**GOAL**
Repeat the records exactly. Every line must match.

**SUPPLIED MATERIAL**
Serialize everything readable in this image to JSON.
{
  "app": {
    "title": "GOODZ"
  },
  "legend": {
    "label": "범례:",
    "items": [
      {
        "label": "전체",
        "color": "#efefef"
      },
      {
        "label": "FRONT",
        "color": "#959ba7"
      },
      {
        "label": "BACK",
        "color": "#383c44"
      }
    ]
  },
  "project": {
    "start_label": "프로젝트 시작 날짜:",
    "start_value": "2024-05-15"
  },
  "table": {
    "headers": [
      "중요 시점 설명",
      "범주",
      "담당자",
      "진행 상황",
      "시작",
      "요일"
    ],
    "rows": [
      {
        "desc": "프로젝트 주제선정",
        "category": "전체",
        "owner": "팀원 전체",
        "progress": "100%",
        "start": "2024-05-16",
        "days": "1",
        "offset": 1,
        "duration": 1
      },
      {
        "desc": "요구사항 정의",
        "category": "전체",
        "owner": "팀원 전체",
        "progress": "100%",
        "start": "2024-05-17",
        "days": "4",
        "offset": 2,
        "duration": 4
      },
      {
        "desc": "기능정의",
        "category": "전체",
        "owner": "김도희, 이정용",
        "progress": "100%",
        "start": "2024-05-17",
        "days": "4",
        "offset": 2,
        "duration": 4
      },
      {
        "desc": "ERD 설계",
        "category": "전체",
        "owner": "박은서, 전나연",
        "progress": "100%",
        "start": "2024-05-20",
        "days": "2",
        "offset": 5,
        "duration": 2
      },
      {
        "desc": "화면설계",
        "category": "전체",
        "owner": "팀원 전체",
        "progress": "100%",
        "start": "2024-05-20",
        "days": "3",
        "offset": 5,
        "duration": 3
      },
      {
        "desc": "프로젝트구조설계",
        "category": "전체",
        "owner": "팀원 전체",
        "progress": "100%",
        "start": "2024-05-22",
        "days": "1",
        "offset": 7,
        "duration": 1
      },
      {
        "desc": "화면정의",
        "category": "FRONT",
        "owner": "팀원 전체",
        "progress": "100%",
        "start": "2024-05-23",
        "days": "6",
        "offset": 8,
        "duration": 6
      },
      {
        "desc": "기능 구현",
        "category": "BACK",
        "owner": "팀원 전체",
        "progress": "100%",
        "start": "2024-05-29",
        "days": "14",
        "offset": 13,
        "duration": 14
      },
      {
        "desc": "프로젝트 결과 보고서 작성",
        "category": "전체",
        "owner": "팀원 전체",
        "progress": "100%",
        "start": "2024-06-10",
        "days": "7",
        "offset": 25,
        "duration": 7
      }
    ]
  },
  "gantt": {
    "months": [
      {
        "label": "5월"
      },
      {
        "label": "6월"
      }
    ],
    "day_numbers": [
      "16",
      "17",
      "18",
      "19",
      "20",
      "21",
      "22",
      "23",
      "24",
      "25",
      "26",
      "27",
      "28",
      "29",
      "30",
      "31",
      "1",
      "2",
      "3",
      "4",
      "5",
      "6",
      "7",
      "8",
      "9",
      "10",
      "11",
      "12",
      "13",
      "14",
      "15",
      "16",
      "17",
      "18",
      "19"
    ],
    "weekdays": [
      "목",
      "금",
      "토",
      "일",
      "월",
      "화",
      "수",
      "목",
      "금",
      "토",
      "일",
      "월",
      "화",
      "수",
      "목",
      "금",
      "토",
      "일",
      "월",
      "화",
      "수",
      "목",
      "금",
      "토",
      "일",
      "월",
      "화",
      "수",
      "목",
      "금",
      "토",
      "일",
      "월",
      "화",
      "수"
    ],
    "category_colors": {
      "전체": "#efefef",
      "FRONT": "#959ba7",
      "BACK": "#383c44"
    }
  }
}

**REPLY**
Serialize everything readable in this image to JSON.
{
  "app": {
    "title": "GOODZ"
  },
  "legend": {
    "label": "범례:",
    "items": [
      {
        "label": "전체",
        "color": "#efefef"
      },
      {
        "label": "FRONT",
        "color": "#959ba7"
      },
      {
        "label": "BACK",
        "color": "#383c44"
      }
    ]
  },
  "project": {
    "start_label": "프로젝트 시작 날짜:",
    "start_value": "2024-05-15"
  },
  "table": {
    "headers": [
      "중요 시점 설명",
      "범주",
      "담당자",
      "진행 상황",
      "시작",
      "요일"
    ],
    "rows": [
      {
        "desc": "프로젝트 주제선정",
        "category": "전체",
        "owner": "팀원 전체",
        "progress": "100%",
        "start": "2024-05-16",
        "days": "1",
        "offset": 1,
        "duration": 1
      },
      {
        "desc": "요구사항 정의",
        "category": "전체",
        "owner": "팀원 전체",
        "progress": "100%",
        "start": "2024-05-17",
        "days": "4",
        "offset": 2,
        "duration": 4
      },
      {
        "desc": "기능정의",
        "category": "전체",
        "owner": "김도희, 이정용",
        "progress": "100%",
        "start": "2024-05-17",
        "days": "4",
        "offset": 2,
        "duration": 4
      },
      {
        "desc": "ERD 설계",
        "category": "전체",
        "owner": "박은서, 전나연",
        "progress": "100%",
        "start": "2024-05-20",
        "days": "2",
        "offset": 5,
        "duration": 2
      },
      {
        "desc": "화면설계",
        "category": "전체",
        "owner": "팀원 전체",
        "progress": "100%",
        "start": "2024-05-20",
        "days": "3",
        "offset": 5,
        "duration": 3
      },
      {
        "desc": "프로젝트구조설계",
        "category": "전체",
        "owner": "팀원 전체",
        "progress": "100%",
        "start": "2024-05-22",
        "days": "1",
        "offset": 7,
        "duration": 1
      },
      {
        "desc": "화면정의",
        "category": "FRONT",
        "owner": "팀원 전체",
        "progress": "100%",
        "start": "2024-05-23",
        "days": "6",
        "offset": 8,
        "duration": 6
      },
      {
        "desc": "기능 구현",
        "category": "BACK",
        "owner": "팀원 전체",
        "progress": "100%",
        "start": "2024-05-29",
        "days": "14",
        "offset": 13,
        "duration": 14
      },
      {
        "desc": "프로젝트 결과 보고서 작성",
        "category": "전체",
        "owner": "팀원 전체",
        "progress": "100%",
        "start": "2024-06-10",
        "days": "7",
        "offset": 25,
        "duration": 7
      }
    ]
  },
  "gantt": {
    "months": [
      {
        "label": "5월"
      },
      {
        "label": "6월"
      }
    ],
    "day_numbers": [
      "16",
      "17",
      "18",
      "19",
      "20",
      "21",
      "22",
      "23",
      "24",
      "25",
      "26",
      "27",
      "28",
      "29",
      "30",
      "31",
      "1",
      "2",
      "3",
      "4",
      "5",
      "6",
      "7",
      "8",
      "9",
      "10",
      "11",
      "12",
      "13",
      "14",
      "15",
      "16",
      "17",
      "18",
      "19"
    ],
    "weekdays": [
      "목",
      "금",
      "토",
      "일",
      "월",
      "화",
      "수",
      "목",
      "금",
      "토",
      "일",
      "월",
      "화",
      "수",
      "목",
      "금",
      "토",
      "일",
      "월",
      "화",
      "수",
      "목",
      "금",
      "토",
      "일",
      "월",
      "화",
      "수",
      "목",
      "금",
      "토",
      "일",
      "월",
      "화",
      "수"
    ],
    "category_colors": {
      "전체": "#efefef",
      "FRONT": "#959ba7",
      "BACK": "#383c44"
    }
  }
}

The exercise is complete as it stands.